_Your objective_. Scan the data beneath this task and copy each line that includes "Revenus".
______
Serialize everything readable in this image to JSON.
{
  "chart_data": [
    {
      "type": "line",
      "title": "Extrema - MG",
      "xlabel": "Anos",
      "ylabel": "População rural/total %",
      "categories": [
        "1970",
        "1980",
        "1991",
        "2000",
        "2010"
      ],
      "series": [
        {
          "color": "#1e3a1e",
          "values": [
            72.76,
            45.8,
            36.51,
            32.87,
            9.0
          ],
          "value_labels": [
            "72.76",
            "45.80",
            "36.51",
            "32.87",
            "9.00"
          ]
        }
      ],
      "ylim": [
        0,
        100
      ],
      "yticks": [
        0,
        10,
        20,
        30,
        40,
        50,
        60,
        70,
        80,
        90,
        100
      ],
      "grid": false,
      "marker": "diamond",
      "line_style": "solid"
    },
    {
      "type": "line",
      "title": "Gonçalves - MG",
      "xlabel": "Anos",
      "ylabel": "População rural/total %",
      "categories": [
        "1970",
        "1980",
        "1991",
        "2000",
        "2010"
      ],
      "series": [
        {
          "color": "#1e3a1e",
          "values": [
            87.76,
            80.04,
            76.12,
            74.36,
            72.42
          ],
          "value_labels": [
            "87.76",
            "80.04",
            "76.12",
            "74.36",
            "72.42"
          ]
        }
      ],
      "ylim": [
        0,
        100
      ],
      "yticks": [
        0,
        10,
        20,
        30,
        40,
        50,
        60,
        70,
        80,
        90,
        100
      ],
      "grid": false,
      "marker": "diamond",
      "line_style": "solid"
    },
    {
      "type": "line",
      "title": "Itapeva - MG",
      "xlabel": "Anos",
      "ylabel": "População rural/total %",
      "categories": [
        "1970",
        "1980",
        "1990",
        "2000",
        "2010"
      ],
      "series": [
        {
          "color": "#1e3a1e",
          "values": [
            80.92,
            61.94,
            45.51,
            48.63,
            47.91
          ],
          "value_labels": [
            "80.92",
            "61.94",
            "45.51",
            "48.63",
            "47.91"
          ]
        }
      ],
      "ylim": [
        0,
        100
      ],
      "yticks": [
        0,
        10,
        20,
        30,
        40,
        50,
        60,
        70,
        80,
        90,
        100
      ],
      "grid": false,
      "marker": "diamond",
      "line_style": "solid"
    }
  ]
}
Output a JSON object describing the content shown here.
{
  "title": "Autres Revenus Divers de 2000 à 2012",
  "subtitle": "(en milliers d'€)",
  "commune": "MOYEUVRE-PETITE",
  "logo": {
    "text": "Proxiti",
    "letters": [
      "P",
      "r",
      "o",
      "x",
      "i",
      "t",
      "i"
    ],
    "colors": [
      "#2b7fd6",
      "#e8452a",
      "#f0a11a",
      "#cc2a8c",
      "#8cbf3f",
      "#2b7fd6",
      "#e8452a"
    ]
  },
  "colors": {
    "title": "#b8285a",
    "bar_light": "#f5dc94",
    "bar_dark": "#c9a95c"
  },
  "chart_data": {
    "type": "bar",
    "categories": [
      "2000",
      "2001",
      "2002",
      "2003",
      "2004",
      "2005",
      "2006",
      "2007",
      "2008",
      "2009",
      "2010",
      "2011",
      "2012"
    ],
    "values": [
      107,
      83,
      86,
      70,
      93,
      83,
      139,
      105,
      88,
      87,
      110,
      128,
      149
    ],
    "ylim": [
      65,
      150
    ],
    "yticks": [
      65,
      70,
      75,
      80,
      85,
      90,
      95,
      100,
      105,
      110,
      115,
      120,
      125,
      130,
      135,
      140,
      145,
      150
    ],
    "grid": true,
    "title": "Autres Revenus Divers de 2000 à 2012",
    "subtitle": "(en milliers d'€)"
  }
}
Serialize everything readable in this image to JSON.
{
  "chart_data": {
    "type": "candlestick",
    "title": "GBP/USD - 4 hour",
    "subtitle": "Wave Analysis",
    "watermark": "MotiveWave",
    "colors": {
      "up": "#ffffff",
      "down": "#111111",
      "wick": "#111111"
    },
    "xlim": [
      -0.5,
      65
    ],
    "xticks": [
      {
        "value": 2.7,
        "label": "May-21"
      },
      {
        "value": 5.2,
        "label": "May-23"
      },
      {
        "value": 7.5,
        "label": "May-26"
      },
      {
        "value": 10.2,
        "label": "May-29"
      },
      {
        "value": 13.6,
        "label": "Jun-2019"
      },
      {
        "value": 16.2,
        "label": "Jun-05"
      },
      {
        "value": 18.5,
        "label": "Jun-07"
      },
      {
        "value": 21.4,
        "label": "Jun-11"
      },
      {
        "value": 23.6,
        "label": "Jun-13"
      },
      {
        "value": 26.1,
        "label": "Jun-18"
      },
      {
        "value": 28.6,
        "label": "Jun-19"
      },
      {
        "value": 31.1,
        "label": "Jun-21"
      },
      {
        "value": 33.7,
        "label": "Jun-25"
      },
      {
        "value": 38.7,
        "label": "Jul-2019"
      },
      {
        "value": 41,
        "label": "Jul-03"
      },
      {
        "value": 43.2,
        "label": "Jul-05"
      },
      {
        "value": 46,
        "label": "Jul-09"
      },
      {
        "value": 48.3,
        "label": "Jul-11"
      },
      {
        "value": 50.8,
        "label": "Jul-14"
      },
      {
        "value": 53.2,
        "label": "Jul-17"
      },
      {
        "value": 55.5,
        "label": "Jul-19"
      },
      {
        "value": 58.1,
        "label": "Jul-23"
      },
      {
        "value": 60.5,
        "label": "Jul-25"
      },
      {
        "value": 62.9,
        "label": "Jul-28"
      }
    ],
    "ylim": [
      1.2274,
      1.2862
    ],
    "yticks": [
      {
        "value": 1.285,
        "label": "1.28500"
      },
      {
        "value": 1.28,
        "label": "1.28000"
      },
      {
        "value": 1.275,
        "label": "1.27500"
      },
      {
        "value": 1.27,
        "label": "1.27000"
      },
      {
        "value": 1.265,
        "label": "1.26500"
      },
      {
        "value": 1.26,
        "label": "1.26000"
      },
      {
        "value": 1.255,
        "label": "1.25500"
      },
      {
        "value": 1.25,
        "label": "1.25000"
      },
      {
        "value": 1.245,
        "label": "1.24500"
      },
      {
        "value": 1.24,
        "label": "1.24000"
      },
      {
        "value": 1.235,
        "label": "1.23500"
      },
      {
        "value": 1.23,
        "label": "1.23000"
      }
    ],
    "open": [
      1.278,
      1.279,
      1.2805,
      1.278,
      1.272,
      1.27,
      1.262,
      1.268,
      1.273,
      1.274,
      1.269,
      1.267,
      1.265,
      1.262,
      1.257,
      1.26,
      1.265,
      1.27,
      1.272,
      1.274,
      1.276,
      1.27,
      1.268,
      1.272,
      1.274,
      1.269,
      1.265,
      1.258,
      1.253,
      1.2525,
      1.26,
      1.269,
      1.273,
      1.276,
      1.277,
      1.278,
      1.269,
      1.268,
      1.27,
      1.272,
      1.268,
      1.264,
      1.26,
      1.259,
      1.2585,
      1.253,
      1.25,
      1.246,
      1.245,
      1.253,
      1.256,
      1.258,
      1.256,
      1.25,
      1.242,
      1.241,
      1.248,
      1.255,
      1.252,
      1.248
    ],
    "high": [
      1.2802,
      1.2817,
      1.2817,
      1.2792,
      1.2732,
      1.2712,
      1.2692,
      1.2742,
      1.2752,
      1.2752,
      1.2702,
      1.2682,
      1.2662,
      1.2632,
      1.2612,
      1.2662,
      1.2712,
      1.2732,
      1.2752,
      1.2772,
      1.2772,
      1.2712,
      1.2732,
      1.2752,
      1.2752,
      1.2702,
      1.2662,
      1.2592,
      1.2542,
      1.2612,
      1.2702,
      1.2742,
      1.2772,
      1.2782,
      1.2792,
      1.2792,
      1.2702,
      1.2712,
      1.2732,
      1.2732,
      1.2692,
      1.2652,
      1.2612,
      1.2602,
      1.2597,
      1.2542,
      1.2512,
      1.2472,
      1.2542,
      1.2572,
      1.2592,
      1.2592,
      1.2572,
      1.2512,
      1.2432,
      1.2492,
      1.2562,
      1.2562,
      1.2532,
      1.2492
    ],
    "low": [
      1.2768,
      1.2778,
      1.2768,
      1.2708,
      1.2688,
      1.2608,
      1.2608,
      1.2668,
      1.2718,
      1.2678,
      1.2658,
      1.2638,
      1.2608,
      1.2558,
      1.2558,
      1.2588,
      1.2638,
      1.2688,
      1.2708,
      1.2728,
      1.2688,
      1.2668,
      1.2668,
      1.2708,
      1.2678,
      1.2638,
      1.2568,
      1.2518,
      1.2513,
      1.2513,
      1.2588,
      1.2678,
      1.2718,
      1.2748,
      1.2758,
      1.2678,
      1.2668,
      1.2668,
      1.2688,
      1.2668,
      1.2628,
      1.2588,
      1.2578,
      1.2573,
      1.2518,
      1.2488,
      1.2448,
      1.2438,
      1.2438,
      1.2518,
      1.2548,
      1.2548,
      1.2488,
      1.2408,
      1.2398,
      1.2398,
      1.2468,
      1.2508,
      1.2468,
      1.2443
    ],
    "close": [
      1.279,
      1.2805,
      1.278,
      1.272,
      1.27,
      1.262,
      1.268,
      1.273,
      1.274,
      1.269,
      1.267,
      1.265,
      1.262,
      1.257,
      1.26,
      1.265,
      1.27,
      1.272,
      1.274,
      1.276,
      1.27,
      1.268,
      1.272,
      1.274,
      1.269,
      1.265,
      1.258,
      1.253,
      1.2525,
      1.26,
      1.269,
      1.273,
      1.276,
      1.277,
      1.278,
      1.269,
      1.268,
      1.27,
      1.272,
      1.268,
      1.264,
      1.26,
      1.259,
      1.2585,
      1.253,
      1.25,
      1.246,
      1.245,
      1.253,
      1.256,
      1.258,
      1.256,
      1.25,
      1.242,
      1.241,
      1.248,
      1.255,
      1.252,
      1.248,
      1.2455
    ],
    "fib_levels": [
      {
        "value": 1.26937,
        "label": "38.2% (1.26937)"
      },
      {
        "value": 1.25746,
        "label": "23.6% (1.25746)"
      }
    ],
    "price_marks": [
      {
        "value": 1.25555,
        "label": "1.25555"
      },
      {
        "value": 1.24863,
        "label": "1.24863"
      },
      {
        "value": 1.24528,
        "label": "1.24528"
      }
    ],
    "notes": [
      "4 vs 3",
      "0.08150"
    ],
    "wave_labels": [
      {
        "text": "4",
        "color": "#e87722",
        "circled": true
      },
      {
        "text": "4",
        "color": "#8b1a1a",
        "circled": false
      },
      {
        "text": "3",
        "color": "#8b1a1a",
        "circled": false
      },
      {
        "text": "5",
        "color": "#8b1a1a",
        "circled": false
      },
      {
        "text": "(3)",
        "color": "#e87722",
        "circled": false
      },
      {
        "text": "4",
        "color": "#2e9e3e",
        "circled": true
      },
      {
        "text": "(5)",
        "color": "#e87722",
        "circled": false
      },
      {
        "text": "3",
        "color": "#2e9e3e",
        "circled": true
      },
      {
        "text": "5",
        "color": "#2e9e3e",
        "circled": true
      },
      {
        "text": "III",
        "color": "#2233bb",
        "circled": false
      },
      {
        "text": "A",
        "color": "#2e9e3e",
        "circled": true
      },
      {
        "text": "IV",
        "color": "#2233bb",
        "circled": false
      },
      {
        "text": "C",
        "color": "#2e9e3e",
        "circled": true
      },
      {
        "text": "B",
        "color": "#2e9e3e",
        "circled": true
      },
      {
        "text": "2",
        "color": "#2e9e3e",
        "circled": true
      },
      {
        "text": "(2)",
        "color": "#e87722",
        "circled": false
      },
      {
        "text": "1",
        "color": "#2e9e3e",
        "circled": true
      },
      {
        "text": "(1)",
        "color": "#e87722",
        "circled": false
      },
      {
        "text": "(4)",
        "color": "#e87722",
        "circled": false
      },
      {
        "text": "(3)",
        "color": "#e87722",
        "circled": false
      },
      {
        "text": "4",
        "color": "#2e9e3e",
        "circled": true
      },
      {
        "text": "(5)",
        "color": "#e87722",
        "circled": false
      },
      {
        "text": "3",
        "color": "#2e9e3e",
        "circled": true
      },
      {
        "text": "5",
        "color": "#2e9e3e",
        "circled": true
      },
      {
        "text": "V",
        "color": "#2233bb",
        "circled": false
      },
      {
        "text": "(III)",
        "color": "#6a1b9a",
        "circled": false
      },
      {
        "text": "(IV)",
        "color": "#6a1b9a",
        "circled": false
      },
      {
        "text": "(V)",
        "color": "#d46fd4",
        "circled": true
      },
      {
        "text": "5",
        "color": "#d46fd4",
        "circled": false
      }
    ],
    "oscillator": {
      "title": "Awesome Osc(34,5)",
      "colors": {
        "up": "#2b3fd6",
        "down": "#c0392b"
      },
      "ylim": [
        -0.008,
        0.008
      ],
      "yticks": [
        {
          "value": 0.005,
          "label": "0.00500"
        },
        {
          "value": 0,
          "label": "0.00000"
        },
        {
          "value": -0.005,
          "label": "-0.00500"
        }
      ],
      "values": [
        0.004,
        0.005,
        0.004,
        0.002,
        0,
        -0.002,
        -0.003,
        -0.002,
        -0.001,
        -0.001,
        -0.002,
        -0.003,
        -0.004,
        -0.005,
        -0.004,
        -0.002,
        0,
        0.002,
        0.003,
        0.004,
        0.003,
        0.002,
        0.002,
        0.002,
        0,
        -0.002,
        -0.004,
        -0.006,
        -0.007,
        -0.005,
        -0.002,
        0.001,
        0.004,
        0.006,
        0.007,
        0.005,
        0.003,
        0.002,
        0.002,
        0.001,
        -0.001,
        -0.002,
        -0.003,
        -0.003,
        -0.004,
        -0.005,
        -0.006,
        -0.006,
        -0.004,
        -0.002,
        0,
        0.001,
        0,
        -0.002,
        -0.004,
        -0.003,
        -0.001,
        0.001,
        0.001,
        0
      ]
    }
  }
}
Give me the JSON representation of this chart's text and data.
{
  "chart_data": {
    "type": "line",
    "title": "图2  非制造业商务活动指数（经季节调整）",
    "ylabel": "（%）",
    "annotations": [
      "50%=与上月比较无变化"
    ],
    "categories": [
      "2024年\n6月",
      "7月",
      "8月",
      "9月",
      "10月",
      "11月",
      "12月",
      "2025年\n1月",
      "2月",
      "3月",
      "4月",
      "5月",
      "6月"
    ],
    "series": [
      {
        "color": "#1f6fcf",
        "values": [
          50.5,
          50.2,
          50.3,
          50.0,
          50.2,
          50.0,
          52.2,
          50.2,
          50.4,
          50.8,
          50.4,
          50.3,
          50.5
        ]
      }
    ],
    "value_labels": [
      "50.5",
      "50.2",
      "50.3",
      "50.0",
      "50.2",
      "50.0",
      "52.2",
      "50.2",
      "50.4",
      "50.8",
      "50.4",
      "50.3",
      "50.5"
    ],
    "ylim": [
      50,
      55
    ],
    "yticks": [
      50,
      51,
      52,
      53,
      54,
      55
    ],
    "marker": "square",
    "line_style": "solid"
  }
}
______
_Exercise solution_.
  "title": "Autres Revenus Divers de 2000 à 2012",
    "title": "Autres Revenus Divers de 2000 à 2012",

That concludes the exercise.